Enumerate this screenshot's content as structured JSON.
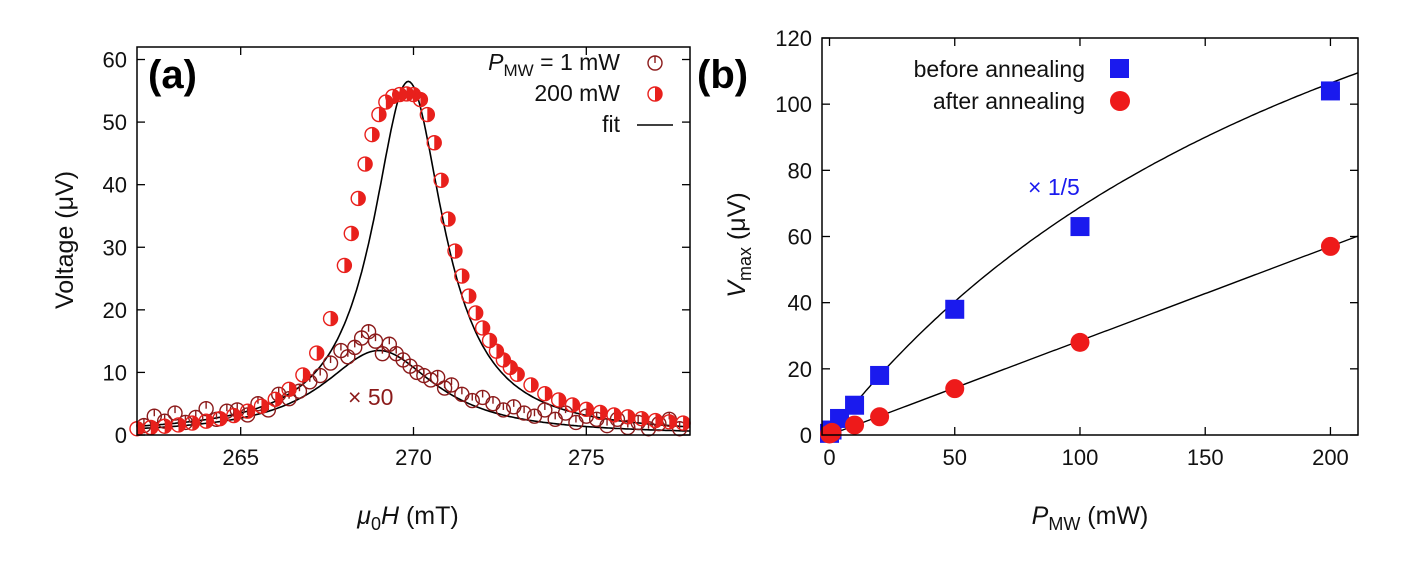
{
  "chart_data": [
    {
      "type": "scatter",
      "panel_label": "(a)",
      "xlabel_sym": "μ",
      "xlabel_sub": "0",
      "xlabel_var": "H",
      "xlabel_unit": " (mT)",
      "ylabel": "Voltage (μV)",
      "xlim": [
        262,
        278
      ],
      "ylim": [
        0,
        62
      ],
      "xticks": [
        265,
        270,
        275
      ],
      "yticks": [
        0,
        10,
        20,
        30,
        40,
        50,
        60
      ],
      "legend": {
        "p_label": "P",
        "p_sub": "MW",
        "first_value": " = 1 mW",
        "second_value": "200 mW",
        "fit_label": "fit"
      },
      "annotation": "× 50",
      "series": [
        {
          "name": "1 mW (×50)",
          "color": "#8b1a1a",
          "marker": "open-circle-with-tick",
          "x": [
            262.2,
            262.5,
            262.8,
            263.1,
            263.4,
            263.7,
            264.0,
            264.3,
            264.6,
            264.9,
            265.2,
            265.5,
            265.8,
            266.1,
            266.4,
            266.7,
            267.0,
            267.3,
            267.6,
            267.9,
            268.1,
            268.3,
            268.5,
            268.7,
            268.9,
            269.1,
            269.3,
            269.5,
            269.7,
            269.9,
            270.1,
            270.3,
            270.5,
            270.7,
            270.9,
            271.1,
            271.4,
            271.7,
            272.0,
            272.3,
            272.6,
            272.9,
            273.2,
            273.5,
            273.8,
            274.1,
            274.4,
            274.7,
            275.0,
            275.3,
            275.6,
            275.9,
            276.2,
            276.5,
            276.8,
            277.1,
            277.4,
            277.7
          ],
          "y": [
            1.5,
            3.0,
            2.2,
            3.5,
            2.0,
            2.8,
            4.2,
            2.5,
            3.8,
            4.0,
            3.2,
            5.0,
            4.0,
            6.5,
            5.8,
            7.0,
            8.5,
            9.5,
            11.5,
            13.5,
            12.5,
            14.0,
            15.5,
            16.5,
            15.0,
            13.0,
            14.5,
            13.0,
            12.0,
            11.0,
            10.0,
            9.5,
            8.8,
            9.2,
            7.5,
            8.0,
            6.5,
            5.5,
            6.0,
            5.0,
            4.0,
            4.5,
            3.5,
            3.0,
            4.0,
            2.5,
            3.5,
            2.0,
            3.0,
            2.5,
            1.5,
            2.5,
            1.2,
            2.0,
            1.0,
            1.8,
            2.5,
            1.0
          ]
        },
        {
          "name": "200 mW",
          "color": "#e8201c",
          "marker": "half-filled-circle",
          "x": [
            262.0,
            262.4,
            262.8,
            263.2,
            263.6,
            264.0,
            264.4,
            264.8,
            265.2,
            265.6,
            266.0,
            266.4,
            266.8,
            267.2,
            267.6,
            268.0,
            268.2,
            268.4,
            268.6,
            268.8,
            269.0,
            269.2,
            269.4,
            269.6,
            269.8,
            270.0,
            270.2,
            270.4,
            270.6,
            270.8,
            271.0,
            271.2,
            271.4,
            271.6,
            271.8,
            272.0,
            272.2,
            272.4,
            272.6,
            272.8,
            273.0,
            273.4,
            273.8,
            274.2,
            274.6,
            275.0,
            275.4,
            275.8,
            276.2,
            276.6,
            277.0,
            277.4,
            277.8
          ],
          "y": [
            1.0,
            1.2,
            1.4,
            1.6,
            1.9,
            2.2,
            2.6,
            3.1,
            3.8,
            4.6,
            5.7,
            7.3,
            9.6,
            13.1,
            18.6,
            27.1,
            32.2,
            37.8,
            43.3,
            48.0,
            51.2,
            53.2,
            54.1,
            54.4,
            54.5,
            54.4,
            53.6,
            51.2,
            46.7,
            40.7,
            34.5,
            29.4,
            25.4,
            22.2,
            19.5,
            17.1,
            15.1,
            13.4,
            12.0,
            10.8,
            9.7,
            8.0,
            6.6,
            5.6,
            4.8,
            4.1,
            3.6,
            3.2,
            2.9,
            2.6,
            2.3,
            2.1,
            1.9
          ]
        }
      ],
      "fits": [
        {
          "name": "fit 200 mW",
          "center": 269.85,
          "gamma": 1.25,
          "amp": 56.5,
          "color": "#000000"
        },
        {
          "name": "fit 1 mW ×50",
          "center": 269.0,
          "gamma": 2.0,
          "amp": 13.5,
          "color": "#000000"
        }
      ]
    },
    {
      "type": "scatter",
      "panel_label": "(b)",
      "xlabel_var": "P",
      "xlabel_sub": "MW",
      "xlabel_unit": " (mW)",
      "ylabel_var": "V",
      "ylabel_sub": "max",
      "ylabel_unit": " (μV)",
      "xlim": [
        -3,
        211
      ],
      "ylim": [
        0,
        120
      ],
      "xticks": [
        0,
        50,
        100,
        150,
        200
      ],
      "yticks": [
        0,
        20,
        40,
        60,
        80,
        100,
        120
      ],
      "annotation": "× 1/5",
      "series": [
        {
          "name": "before annealing",
          "color": "#1a1aee",
          "marker": "filled-square",
          "x": [
            0,
            1,
            4,
            10,
            20,
            50,
            100,
            200
          ],
          "y": [
            0.5,
            1.5,
            5,
            9,
            18,
            38,
            63,
            104
          ]
        },
        {
          "name": "after annealing",
          "color": "#ee1a1a",
          "marker": "filled-circle",
          "x": [
            0,
            1,
            10,
            20,
            50,
            100,
            200
          ],
          "y": [
            0.3,
            0.8,
            3,
            5.5,
            14,
            28,
            57
          ]
        }
      ],
      "fits": [
        {
          "name": "fit before",
          "type": "saturation",
          "a": 234,
          "ps": 240,
          "color": "#000000"
        },
        {
          "name": "fit after",
          "type": "linear",
          "slope": 0.285,
          "color": "#000000"
        }
      ]
    }
  ]
}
────
## Directions
Across all the entries, count the lines that contain the word "type" and give the number by itself.

## Solved exercise
4